CONSEGNA:
Indica se ciascuna delle affermazioni seguenti concorda con il brano, rispondendo sì o no e citando alla lettera le parole del brano che lo decidono. 1. Gli autori hanno individuato 52 lavori pubblicati tra il 1985 e il 2015. 2. Tra ricerca e insegnamento, le donne preferiscono la ricerca. 3. Le evidenze mostrano in modo costante che la scelta delle donne è dettata dal minor compenso economico.

A cura di: Eleonora Morini
Perche' poche donne intraprendono la carriera accademica in medicina?
Autore: Edmundes LDGli autori hanno condotto una revisione della letteratura scientifica ed hanno identificato 52 lavori, pubblicati dal 1985 al 2015 che analizzavano le possibili cause per cui le donne, a livello internazionale, rifiutano o scelgono la carriera accademica in medicina. Le motivazioni ricorrenti erano otto, ed i ricercatori hanno testato quali di queste fossero supportate da dati più certi, ottenuti tramite analisi statistiche che tengono in considerazione i risultati ottenuti in diversi lavori.
E’ quindi emerso che le donne: tra la ricerca e l’insegnamento preferiscono quest’ultimo; rispetto agli uomini, hanno più bisogno di mentori e guide professionali adeguati, che invece molto spesso mancano del tutto; solo quando partecipano attivamente a progetti di ricerca vengono motivate ad intraprendere la carriera accademica; sono ancora vittime di discriminazioni sessuali e pregiudizi.
Invece, non è supportato in modo costante dalle evidenze fino ad ora prodotte, che le donne sono in generale meno interessate alla ricerca rispetto agli uomini, che questo interesse, se presente all’inizio della loro carriera, si va affievolendo con il passare degli anni di pratica, che la scelta è dettata dal minor compenso economico o dalla difficoltà di gestire tale lavoro con la vita privata.

ESTRATTI DELL'ELENCO:
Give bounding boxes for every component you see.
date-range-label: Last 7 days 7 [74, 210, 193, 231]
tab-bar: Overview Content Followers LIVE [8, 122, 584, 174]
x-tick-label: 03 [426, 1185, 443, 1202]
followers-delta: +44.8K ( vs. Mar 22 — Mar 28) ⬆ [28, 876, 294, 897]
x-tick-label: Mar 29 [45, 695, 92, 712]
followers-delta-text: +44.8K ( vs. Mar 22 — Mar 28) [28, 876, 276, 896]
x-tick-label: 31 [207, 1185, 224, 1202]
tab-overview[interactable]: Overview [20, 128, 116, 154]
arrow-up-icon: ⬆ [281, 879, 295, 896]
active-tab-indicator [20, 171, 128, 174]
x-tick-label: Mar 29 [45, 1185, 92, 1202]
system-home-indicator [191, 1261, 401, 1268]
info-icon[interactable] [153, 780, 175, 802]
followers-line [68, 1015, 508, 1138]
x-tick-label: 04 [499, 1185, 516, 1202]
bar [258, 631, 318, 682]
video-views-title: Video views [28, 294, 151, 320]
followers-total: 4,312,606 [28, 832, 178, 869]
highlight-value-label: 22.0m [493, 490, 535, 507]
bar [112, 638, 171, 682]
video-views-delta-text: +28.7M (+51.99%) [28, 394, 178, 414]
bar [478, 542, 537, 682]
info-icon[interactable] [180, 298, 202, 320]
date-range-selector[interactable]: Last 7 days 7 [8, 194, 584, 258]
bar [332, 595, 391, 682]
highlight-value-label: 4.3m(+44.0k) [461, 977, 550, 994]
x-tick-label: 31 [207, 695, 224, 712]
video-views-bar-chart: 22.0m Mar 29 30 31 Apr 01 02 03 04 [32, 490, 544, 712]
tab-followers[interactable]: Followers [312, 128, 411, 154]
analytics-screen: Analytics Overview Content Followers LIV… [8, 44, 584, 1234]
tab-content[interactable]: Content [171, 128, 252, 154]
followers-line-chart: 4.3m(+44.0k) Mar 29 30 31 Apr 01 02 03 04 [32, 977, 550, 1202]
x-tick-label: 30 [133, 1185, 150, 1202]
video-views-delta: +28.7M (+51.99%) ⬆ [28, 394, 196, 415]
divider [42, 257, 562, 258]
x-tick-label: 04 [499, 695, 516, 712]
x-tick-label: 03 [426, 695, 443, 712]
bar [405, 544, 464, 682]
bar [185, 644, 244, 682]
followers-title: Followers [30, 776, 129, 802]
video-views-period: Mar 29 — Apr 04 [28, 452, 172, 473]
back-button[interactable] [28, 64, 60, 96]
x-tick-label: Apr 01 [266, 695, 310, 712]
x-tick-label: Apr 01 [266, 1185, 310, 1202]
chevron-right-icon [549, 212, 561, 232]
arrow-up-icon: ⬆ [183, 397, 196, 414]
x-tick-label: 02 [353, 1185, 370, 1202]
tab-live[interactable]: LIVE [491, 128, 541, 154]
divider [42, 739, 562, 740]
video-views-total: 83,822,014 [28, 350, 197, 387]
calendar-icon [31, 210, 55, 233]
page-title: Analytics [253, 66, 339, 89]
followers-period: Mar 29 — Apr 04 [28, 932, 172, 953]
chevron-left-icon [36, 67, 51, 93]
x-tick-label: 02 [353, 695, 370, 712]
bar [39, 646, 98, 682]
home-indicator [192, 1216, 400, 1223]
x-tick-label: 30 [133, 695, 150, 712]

SOLUZIONE:
1. Sì: «hanno identificato 52 lavori, pubblicati dal 1985 al 2015».
2. No: «tra la ricerca e l’insegnamento preferiscono quest’ultimo».
3. No: «non è supportato in modo costante dalle evidenze fino ad ora prodotte» … «che la scelta è dettata dal minor compenso economico».